* [Task statement]: Extract all of the entries and give them again, word for word.

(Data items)
* * * *

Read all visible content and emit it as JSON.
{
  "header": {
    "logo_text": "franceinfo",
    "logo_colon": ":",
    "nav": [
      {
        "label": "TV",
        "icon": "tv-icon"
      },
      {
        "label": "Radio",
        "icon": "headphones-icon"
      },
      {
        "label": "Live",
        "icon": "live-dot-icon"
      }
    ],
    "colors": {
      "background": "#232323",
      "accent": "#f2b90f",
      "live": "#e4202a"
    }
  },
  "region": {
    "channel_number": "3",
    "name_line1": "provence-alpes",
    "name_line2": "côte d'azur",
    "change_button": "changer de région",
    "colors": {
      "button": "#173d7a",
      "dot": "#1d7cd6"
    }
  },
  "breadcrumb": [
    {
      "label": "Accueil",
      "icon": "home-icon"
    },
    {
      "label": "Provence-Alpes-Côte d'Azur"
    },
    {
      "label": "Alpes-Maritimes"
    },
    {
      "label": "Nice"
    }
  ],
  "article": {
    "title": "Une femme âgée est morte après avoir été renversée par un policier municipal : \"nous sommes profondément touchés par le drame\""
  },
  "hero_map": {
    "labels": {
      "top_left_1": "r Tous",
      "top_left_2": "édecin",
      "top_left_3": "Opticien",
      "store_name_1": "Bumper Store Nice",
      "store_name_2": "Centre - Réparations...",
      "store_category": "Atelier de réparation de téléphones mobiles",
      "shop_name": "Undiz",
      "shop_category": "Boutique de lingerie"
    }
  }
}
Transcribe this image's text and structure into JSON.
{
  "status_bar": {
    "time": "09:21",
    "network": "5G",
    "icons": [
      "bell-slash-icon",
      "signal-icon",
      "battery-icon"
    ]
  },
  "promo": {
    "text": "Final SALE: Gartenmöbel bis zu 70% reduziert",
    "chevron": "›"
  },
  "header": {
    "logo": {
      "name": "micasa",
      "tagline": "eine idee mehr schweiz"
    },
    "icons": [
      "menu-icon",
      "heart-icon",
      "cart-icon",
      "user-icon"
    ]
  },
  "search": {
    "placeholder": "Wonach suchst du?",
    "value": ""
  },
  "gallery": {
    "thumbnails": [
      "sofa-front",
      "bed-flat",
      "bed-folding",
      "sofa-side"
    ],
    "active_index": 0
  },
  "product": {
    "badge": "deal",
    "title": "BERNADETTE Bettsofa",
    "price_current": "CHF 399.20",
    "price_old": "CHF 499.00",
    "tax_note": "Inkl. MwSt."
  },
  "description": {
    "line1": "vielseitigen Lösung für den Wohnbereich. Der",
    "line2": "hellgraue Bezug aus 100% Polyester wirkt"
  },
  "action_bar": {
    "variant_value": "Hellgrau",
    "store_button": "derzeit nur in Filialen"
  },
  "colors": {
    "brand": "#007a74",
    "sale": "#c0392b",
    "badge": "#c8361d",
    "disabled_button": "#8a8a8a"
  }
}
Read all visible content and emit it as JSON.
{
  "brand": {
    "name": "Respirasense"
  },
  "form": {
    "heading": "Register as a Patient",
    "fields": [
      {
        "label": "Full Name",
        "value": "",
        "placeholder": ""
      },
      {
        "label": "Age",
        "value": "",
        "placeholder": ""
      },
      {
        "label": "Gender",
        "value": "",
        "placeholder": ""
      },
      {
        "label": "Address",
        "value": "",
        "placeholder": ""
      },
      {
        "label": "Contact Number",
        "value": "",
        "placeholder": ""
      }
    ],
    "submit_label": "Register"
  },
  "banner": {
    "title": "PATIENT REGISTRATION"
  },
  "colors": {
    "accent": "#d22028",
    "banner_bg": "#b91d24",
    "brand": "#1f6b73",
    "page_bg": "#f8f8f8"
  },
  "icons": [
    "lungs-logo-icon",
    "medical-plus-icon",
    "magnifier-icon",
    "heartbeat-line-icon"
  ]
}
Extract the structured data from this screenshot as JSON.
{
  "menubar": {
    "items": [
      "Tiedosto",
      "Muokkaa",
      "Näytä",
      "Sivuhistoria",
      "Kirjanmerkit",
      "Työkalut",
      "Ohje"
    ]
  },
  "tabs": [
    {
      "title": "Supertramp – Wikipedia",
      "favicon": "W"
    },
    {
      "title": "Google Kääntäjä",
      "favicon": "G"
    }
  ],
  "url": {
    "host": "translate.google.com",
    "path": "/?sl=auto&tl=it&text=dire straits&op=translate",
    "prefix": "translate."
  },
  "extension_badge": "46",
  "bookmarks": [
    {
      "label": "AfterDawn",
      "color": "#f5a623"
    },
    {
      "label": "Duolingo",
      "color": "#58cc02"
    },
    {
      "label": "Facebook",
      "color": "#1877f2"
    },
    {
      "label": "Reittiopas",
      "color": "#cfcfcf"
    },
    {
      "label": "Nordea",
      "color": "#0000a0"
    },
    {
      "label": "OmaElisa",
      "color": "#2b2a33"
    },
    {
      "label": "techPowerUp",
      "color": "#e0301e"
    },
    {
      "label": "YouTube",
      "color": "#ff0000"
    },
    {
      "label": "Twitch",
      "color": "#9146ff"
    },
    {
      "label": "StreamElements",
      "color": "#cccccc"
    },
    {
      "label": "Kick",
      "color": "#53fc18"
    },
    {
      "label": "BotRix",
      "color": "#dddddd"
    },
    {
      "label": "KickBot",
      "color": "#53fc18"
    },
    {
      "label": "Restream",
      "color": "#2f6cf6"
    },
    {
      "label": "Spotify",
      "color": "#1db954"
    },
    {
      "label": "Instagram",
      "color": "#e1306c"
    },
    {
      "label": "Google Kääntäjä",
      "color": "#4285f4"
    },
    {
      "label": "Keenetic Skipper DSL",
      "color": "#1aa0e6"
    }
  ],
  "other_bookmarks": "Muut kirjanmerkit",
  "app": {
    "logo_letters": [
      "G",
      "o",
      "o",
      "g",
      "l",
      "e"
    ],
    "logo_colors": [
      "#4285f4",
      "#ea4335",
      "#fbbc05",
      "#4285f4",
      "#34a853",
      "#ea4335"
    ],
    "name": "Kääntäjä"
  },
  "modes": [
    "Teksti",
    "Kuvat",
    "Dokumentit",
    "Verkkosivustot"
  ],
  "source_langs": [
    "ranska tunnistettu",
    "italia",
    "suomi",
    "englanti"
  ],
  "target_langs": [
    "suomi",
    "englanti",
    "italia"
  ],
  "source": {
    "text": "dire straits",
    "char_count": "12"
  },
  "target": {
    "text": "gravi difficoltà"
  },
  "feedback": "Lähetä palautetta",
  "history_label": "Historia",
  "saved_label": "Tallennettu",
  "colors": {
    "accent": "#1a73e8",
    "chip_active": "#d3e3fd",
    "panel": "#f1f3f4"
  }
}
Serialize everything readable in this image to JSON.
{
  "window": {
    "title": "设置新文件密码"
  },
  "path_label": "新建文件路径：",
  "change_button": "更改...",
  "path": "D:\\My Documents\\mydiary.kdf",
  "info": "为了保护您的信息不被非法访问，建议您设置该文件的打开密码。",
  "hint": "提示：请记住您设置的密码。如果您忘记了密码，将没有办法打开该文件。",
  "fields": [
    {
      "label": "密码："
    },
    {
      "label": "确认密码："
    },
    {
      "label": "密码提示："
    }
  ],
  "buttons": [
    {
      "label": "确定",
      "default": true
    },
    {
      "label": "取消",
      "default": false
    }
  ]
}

* * * *

* [Solution for this exercise]:
Read all visible content and emit it as JSON.
{
  "header": {
    "logo_text": "franceinfo",
    "logo_colon": ":",
    "nav": [
      {
        "label": "TV",
        "icon": "tv-icon"
      },
      {
        "label": "Radio",
        "icon": "headphones-icon"
      },
      {
        "label": "Live",
        "icon": "live-dot-icon"
      }
    ],
    "colors": {
      "background": "#232323",
      "accent": "#f2b90f",
      "live": "#e4202a"
    }
  },
  "region": {
    "channel_number": "3",
    "name_line1": "provence-alpes",
    "name_line2": "côte d'azur",
    "change_button": "changer de région",
    "colors": {
      "button": "#173d7a",
      "dot": "#1d7cd6"
    }
  },
  "breadcrumb": [
    {
      "label": "Accueil",
      "icon": "home-icon"
    },
    {
      "label": "Provence-Alpes-Côte d'Azur"
    },
    {
      "label": "Alpes-Maritimes"
    },
    {
      "label": "Nice"
    }
  ],
  "article": {
    "title": "Une femme âgée est morte après avoir été renversée par un policier municipal : \"nous sommes profondément touchés par le drame\""
  },
  "hero_map": {
    "labels": {
      "top_left_1": "r Tous",
      "top_left_2": "édecin",
      "top_left_3": "Opticien",
      "store_name_1": "Bumper Store Nice",
      "store_name_2": "Centre - Réparations...",
      "store_category": "Atelier de réparation de téléphones mobiles",
      "shop_name": "Undiz",
      "shop_category": "Boutique de lingerie"
    }
  }
}
Transcribe this image's text and structure into JSON.
{
  "status_bar": {
    "time": "09:21",
    "network": "5G",
    "icons": [
      "bell-slash-icon",
      "signal-icon",
      "battery-icon"
    ]
  },
  "promo": {
    "text": "Final SALE: Gartenmöbel bis zu 70% reduziert",
    "chevron": "›"
  },
  "header": {
    "logo": {
      "name": "micasa",
      "tagline": "eine idee mehr schweiz"
    },
    "icons": [
      "menu-icon",
      "heart-icon",
      "cart-icon",
      "user-icon"
    ]
  },
  "search": {
    "placeholder": "Wonach suchst du?",
    "value": ""
  },
  "gallery": {
    "thumbnails": [
      "sofa-front",
      "bed-flat",
      "bed-folding",
      "sofa-side"
    ],
    "active_index": 0
  },
  "product": {
    "badge": "deal",
    "title": "BERNADETTE Bettsofa",
    "price_current": "CHF 399.20",
    "price_old": "CHF 499.00",
    "tax_note": "Inkl. MwSt."
  },
  "description": {
    "line1": "vielseitigen Lösung für den Wohnbereich. Der",
    "line2": "hellgraue Bezug aus 100% Polyester wirkt"
  },
  "action_bar": {
    "variant_value": "Hellgrau",
    "store_button": "derzeit nur in Filialen"
  },
  "colors": {
    "brand": "#007a74",
    "sale": "#c0392b",
    "badge": "#c8361d",
    "disabled_button": "#8a8a8a"
  }
}
Read all visible content and emit it as JSON.
{
  "brand": {
    "name": "Respirasense"
  },
  "form": {
    "heading": "Register as a Patient",
    "fields": [
      {
        "label": "Full Name",
        "value": "",
        "placeholder": ""
      },
      {
        "label": "Age",
        "value": "",
        "placeholder": ""
      },
      {
        "label": "Gender",
        "value": "",
        "placeholder": ""
      },
      {
        "label": "Address",
        "value": "",
        "placeholder": ""
      },
      {
        "label": "Contact Number",
        "value": "",
        "placeholder": ""
      }
    ],
    "submit_label": "Register"
  },
  "banner": {
    "title": "PATIENT REGISTRATION"
  },
  "colors": {
    "accent": "#d22028",
    "banner_bg": "#b91d24",
    "brand": "#1f6b73",
    "page_bg": "#f8f8f8"
  },
  "icons": [
    "lungs-logo-icon",
    "medical-plus-icon",
    "magnifier-icon",
    "heartbeat-line-icon"
  ]
}
Extract the structured data from this screenshot as JSON.
{
  "menubar": {
    "items": [
      "Tiedosto",
      "Muokkaa",
      "Näytä",
      "Sivuhistoria",
      "Kirjanmerkit",
      "Työkalut",
      "Ohje"
    ]
  },
  "tabs": [
    {
      "title": "Supertramp – Wikipedia",
      "favicon": "W"
    },
    {
      "title": "Google Kääntäjä",
      "favicon": "G"
    }
  ],
  "url": {
    "host": "translate.google.com",
    "path": "/?sl=auto&tl=it&text=dire straits&op=translate",
    "prefix": "translate."
  },
  "extension_badge": "46",
  "bookmarks": [
    {
      "label": "AfterDawn",
      "color": "#f5a623"
    },
    {
      "label": "Duolingo",
      "color": "#58cc02"
    },
    {
      "label": "Facebook",
      "color": "#1877f2"
    },
    {
      "label": "Reittiopas",
      "color": "#cfcfcf"
    },
    {
      "label": "Nordea",
      "color": "#0000a0"
    },
    {
      "label": "OmaElisa",
      "color": "#2b2a33"
    },
    {
      "label": "techPowerUp",
      "color": "#e0301e"
    },
    {
      "label": "YouTube",
      "color": "#ff0000"
    },
    {
      "label": "Twitch",
      "color": "#9146ff"
    },
    {
      "label": "StreamElements",
      "color": "#cccccc"
    },
    {
      "label": "Kick",
      "color": "#53fc18"
    },
    {
      "label": "BotRix",
      "color": "#dddddd"
    },
    {
      "label": "KickBot",
      "color": "#53fc18"
    },
    {
      "label": "Restream",
      "color": "#2f6cf6"
    },
    {
      "label": "Spotify",
      "color": "#1db954"
    },
    {
      "label": "Instagram",
      "color": "#e1306c"
    },
    {
      "label": "Google Kääntäjä",
      "color": "#4285f4"
    },
    {
      "label": "Keenetic Skipper DSL",
      "color": "#1aa0e6"
    }
  ],
  "other_bookmarks": "Muut kirjanmerkit",
  "app": {
    "logo_letters": [
      "G",
      "o",
      "o",
      "g",
      "l",
      "e"
    ],
    "logo_colors": [
      "#4285f4",
      "#ea4335",
      "#fbbc05",
      "#4285f4",
      "#34a853",
      "#ea4335"
    ],
    "name": "Kääntäjä"
  },
  "modes": [
    "Teksti",
    "Kuvat",
    "Dokumentit",
    "Verkkosivustot"
  ],
  "source_langs": [
    "ranska tunnistettu",
    "italia",
    "suomi",
    "englanti"
  ],
  "target_langs": [
    "suomi",
    "englanti",
    "italia"
  ],
  "source": {
    "text": "dire straits",
    "char_count": "12"
  },
  "target": {
    "text": "gravi difficoltà"
  },
  "feedback": "Lähetä palautetta",
  "history_label": "Historia",
  "saved_label": "Tallennettu",
  "colors": {
    "accent": "#1a73e8",
    "chip_active": "#d3e3fd",
    "panel": "#f1f3f4"
  }
}
Serialize everything readable in this image to JSON.
{
  "window": {
    "title": "设置新文件密码"
  },
  "path_label": "新建文件路径：",
  "change_button": "更改...",
  "path": "D:\\My Documents\\mydiary.kdf",
  "info": "为了保护您的信息不被非法访问，建议您设置该文件的打开密码。",
  "hint": "提示：请记住您设置的密码。如果您忘记了密码，将没有办法打开该文件。",
  "fields": [
    {
      "label": "密码："
    },
    {
      "label": "确认密码："
    },
    {
      "label": "密码提示："
    }
  ],
  "buttons": [
    {
      "label": "确定",
      "default": true
    },
    {
      "label": "取消",
      "default": false
    }
  ]
}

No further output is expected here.